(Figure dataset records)
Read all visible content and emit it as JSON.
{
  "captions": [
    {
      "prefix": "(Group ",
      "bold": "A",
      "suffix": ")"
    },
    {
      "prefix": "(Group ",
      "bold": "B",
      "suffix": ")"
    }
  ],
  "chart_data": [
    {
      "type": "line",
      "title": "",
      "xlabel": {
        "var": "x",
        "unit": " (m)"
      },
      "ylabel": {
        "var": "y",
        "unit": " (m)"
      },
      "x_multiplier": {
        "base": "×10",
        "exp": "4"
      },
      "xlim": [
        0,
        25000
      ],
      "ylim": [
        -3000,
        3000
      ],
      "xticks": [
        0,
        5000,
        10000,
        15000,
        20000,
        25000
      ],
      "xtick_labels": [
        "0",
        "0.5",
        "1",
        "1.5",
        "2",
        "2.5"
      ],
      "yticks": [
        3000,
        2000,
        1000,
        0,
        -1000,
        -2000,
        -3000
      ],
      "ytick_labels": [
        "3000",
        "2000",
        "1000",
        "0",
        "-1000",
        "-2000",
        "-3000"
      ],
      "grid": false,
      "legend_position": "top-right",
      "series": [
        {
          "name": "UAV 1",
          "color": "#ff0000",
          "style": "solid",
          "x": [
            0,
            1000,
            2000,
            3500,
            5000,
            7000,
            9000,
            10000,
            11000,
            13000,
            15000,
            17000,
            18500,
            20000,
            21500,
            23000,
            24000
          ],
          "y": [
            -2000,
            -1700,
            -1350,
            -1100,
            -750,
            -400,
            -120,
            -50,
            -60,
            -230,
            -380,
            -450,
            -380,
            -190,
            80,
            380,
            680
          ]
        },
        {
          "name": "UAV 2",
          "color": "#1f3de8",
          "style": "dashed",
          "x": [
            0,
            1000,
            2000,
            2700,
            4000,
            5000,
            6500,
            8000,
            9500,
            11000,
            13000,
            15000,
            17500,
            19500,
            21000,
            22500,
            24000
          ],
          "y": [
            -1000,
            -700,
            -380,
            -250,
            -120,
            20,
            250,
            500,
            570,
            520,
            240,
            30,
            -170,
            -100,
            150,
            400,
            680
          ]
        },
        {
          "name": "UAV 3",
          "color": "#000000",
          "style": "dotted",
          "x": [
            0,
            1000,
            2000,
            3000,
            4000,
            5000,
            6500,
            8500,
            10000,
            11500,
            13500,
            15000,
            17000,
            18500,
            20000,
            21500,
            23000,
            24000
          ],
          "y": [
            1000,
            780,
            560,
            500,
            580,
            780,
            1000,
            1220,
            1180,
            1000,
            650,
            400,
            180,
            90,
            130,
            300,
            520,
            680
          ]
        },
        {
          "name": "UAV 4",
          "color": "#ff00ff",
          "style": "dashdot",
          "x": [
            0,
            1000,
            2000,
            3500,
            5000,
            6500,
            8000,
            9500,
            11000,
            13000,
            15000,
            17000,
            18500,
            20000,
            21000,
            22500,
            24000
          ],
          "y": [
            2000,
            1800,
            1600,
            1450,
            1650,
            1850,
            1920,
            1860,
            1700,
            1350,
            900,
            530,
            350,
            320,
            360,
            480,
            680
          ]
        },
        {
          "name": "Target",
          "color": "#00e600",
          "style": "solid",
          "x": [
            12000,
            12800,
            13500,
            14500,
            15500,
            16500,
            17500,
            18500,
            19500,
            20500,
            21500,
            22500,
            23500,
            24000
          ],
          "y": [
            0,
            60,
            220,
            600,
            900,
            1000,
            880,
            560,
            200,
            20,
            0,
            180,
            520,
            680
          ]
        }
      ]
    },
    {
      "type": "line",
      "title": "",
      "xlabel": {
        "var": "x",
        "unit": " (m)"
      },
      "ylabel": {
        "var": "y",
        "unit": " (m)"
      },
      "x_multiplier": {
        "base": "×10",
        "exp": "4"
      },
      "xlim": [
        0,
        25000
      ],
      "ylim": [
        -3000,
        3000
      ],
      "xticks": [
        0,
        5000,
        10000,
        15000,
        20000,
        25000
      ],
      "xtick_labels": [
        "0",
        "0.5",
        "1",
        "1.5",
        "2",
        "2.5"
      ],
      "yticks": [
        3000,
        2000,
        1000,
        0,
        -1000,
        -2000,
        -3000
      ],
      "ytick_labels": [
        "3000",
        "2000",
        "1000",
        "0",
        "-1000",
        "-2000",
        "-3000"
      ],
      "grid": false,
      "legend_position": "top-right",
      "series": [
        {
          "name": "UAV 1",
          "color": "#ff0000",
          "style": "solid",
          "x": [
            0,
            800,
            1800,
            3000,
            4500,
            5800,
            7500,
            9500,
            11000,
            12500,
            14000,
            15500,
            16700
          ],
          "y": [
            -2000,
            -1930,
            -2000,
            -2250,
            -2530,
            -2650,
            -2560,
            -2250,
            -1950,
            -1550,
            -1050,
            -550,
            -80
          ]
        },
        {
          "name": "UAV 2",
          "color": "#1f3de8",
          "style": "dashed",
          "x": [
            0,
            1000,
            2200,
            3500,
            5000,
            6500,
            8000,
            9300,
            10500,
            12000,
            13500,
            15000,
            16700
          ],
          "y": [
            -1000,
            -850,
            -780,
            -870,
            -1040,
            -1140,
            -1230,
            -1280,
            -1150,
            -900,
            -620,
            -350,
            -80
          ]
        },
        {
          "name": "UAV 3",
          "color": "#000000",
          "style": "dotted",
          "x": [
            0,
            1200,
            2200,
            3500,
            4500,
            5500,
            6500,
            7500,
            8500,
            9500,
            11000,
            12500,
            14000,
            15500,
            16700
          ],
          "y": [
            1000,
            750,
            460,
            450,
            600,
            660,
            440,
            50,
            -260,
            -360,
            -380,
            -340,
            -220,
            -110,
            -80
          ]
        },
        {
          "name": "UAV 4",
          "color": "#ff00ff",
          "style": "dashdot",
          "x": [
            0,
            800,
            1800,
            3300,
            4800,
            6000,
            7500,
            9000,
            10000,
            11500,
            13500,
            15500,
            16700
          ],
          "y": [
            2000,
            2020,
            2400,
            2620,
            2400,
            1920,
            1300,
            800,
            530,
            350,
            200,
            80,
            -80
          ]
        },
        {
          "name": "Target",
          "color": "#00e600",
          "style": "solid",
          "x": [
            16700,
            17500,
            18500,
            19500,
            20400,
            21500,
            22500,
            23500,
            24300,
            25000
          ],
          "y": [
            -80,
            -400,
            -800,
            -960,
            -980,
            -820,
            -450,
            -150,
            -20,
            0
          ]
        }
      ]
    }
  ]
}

§ Set task:
Retype the material above, line by line, exactly.

§ Answer to the exercise:
Read all visible content and emit it as JSON.
{
  "captions": [
    {
      "prefix": "(Group ",
      "bold": "A",
      "suffix": ")"
    },
    {
      "prefix": "(Group ",
      "bold": "B",
      "suffix": ")"
    }
  ],
  "chart_data": [
    {
      "type": "line",
      "title": "",
      "xlabel": {
        "var": "x",
        "unit": " (m)"
      },
      "ylabel": {
        "var": "y",
        "unit": " (m)"
      },
      "x_multiplier": {
        "base": "×10",
        "exp": "4"
      },
      "xlim": [
        0,
        25000
      ],
      "ylim": [
        -3000,
        3000
      ],
      "xticks": [
        0,
        5000,
        10000,
        15000,
        20000,
        25000
      ],
      "xtick_labels": [
        "0",
        "0.5",
        "1",
        "1.5",
        "2",
        "2.5"
      ],
      "yticks": [
        3000,
        2000,
        1000,
        0,
        -1000,
        -2000,
        -3000
      ],
      "ytick_labels": [
        "3000",
        "2000",
        "1000",
        "0",
        "-1000",
        "-2000",
        "-3000"
      ],
      "grid": false,
      "legend_position": "top-right",
      "series": [
        {
          "name": "UAV 1",
          "color": "#ff0000",
          "style": "solid",
          "x": [
            0,
            1000,
            2000,
            3500,
            5000,
            7000,
            9000,
            10000,
            11000,
            13000,
            15000,
            17000,
            18500,
            20000,
            21500,
            23000,
            24000
          ],
          "y": [
            -2000,
            -1700,
            -1350,
            -1100,
            -750,
            -400,
            -120,
            -50,
            -60,
            -230,
            -380,
            -450,
            -380,
            -190,
            80,
            380,
            680
          ]
        },
        {
          "name": "UAV 2",
          "color": "#1f3de8",
          "style": "dashed",
          "x": [
            0,
            1000,
            2000,
            2700,
            4000,
            5000,
            6500,
            8000,
            9500,
            11000,
            13000,
            15000,
            17500,
            19500,
            21000,
            22500,
            24000
          ],
          "y": [
            -1000,
            -700,
            -380,
            -250,
            -120,
            20,
            250,
            500,
            570,
            520,
            240,
            30,
            -170,
            -100,
            150,
            400,
            680
          ]
        },
        {
          "name": "UAV 3",
          "color": "#000000",
          "style": "dotted",
          "x": [
            0,
            1000,
            2000,
            3000,
            4000,
            5000,
            6500,
            8500,
            10000,
            11500,
            13500,
            15000,
            17000,
            18500,
            20000,
            21500,
            23000,
            24000
          ],
          "y": [
            1000,
            780,
            560,
            500,
            580,
            780,
            1000,
            1220,
            1180,
            1000,
            650,
            400,
            180,
            90,
            130,
            300,
            520,
            680
          ]
        },
        {
          "name": "UAV 4",
          "color": "#ff00ff",
          "style": "dashdot",
          "x": [
            0,
            1000,
            2000,
            3500,
            5000,
            6500,
            8000,
            9500,
            11000,
            13000,
            15000,
            17000,
            18500,
            20000,
            21000,
            22500,
            24000
          ],
          "y": [
            2000,
            1800,
            1600,
            1450,
            1650,
            1850,
            1920,
            1860,
            1700,
            1350,
            900,
            530,
            350,
            320,
            360,
            480,
            680
          ]
        },
        {
          "name": "Target",
          "color": "#00e600",
          "style": "solid",
          "x": [
            12000,
            12800,
            13500,
            14500,
            15500,
            16500,
            17500,
            18500,
            19500,
            20500,
            21500,
            22500,
            23500,
            24000
          ],
          "y": [
            0,
            60,
            220,
            600,
            900,
            1000,
            880,
            560,
            200,
            20,
            0,
            180,
            520,
            680
          ]
        }
      ]
    },
    {
      "type": "line",
      "title": "",
      "xlabel": {
        "var": "x",
        "unit": " (m)"
      },
      "ylabel": {
        "var": "y",
        "unit": " (m)"
      },
      "x_multiplier": {
        "base": "×10",
        "exp": "4"
      },
      "xlim": [
        0,
        25000
      ],
      "ylim": [
        -3000,
        3000
      ],
      "xticks": [
        0,
        5000,
        10000,
        15000,
        20000,
        25000
      ],
      "xtick_labels": [
        "0",
        "0.5",
        "1",
        "1.5",
        "2",
        "2.5"
      ],
      "yticks": [
        3000,
        2000,
        1000,
        0,
        -1000,
        -2000,
        -3000
      ],
      "ytick_labels": [
        "3000",
        "2000",
        "1000",
        "0",
        "-1000",
        "-2000",
        "-3000"
      ],
      "grid": false,
      "legend_position": "top-right",
      "series": [
        {
          "name": "UAV 1",
          "color": "#ff0000",
          "style": "solid",
          "x": [
            0,
            800,
            1800,
            3000,
            4500,
            5800,
            7500,
            9500,
            11000,
            12500,
            14000,
            15500,
            16700
          ],
          "y": [
            -2000,
            -1930,
            -2000,
            -2250,
            -2530,
            -2650,
            -2560,
            -2250,
            -1950,
            -1550,
            -1050,
            -550,
            -80
          ]
        },
        {
          "name": "UAV 2",
          "color": "#1f3de8",
          "style": "dashed",
          "x": [
            0,
            1000,
            2200,
            3500,
            5000,
            6500,
            8000,
            9300,
            10500,
            12000,
            13500,
            15000,
            16700
          ],
          "y": [
            -1000,
            -850,
            -780,
            -870,
            -1040,
            -1140,
            -1230,
            -1280,
            -1150,
            -900,
            -620,
            -350,
            -80
          ]
        },
        {
          "name": "UAV 3",
          "color": "#000000",
          "style": "dotted",
          "x": [
            0,
            1200,
            2200,
            3500,
            4500,
            5500,
            6500,
            7500,
            8500,
            9500,
            11000,
            12500,
            14000,
            15500,
            16700
          ],
          "y": [
            1000,
            750,
            460,
            450,
            600,
            660,
            440,
            50,
            -260,
            -360,
            -380,
            -340,
            -220,
            -110,
            -80
          ]
        },
        {
          "name": "UAV 4",
          "color": "#ff00ff",
          "style": "dashdot",
          "x": [
            0,
            800,
            1800,
            3300,
            4800,
            6000,
            7500,
            9000,
            10000,
            11500,
            13500,
            15500,
            16700
          ],
          "y": [
            2000,
            2020,
            2400,
            2620,
            2400,
            1920,
            1300,
            800,
            530,
            350,
            200,
            80,
            -80
          ]
        },
        {
          "name": "Target",
          "color": "#00e600",
          "style": "solid",
          "x": [
            16700,
            17500,
            18500,
            19500,
            20400,
            21500,
            22500,
            23500,
            24300,
            25000
          ],
          "y": [
            -80,
            -400,
            -800,
            -960,
            -980,
            -820,
            -450,
            -150,
            -20,
            0
          ]
        }
      ]
    }
  ]
}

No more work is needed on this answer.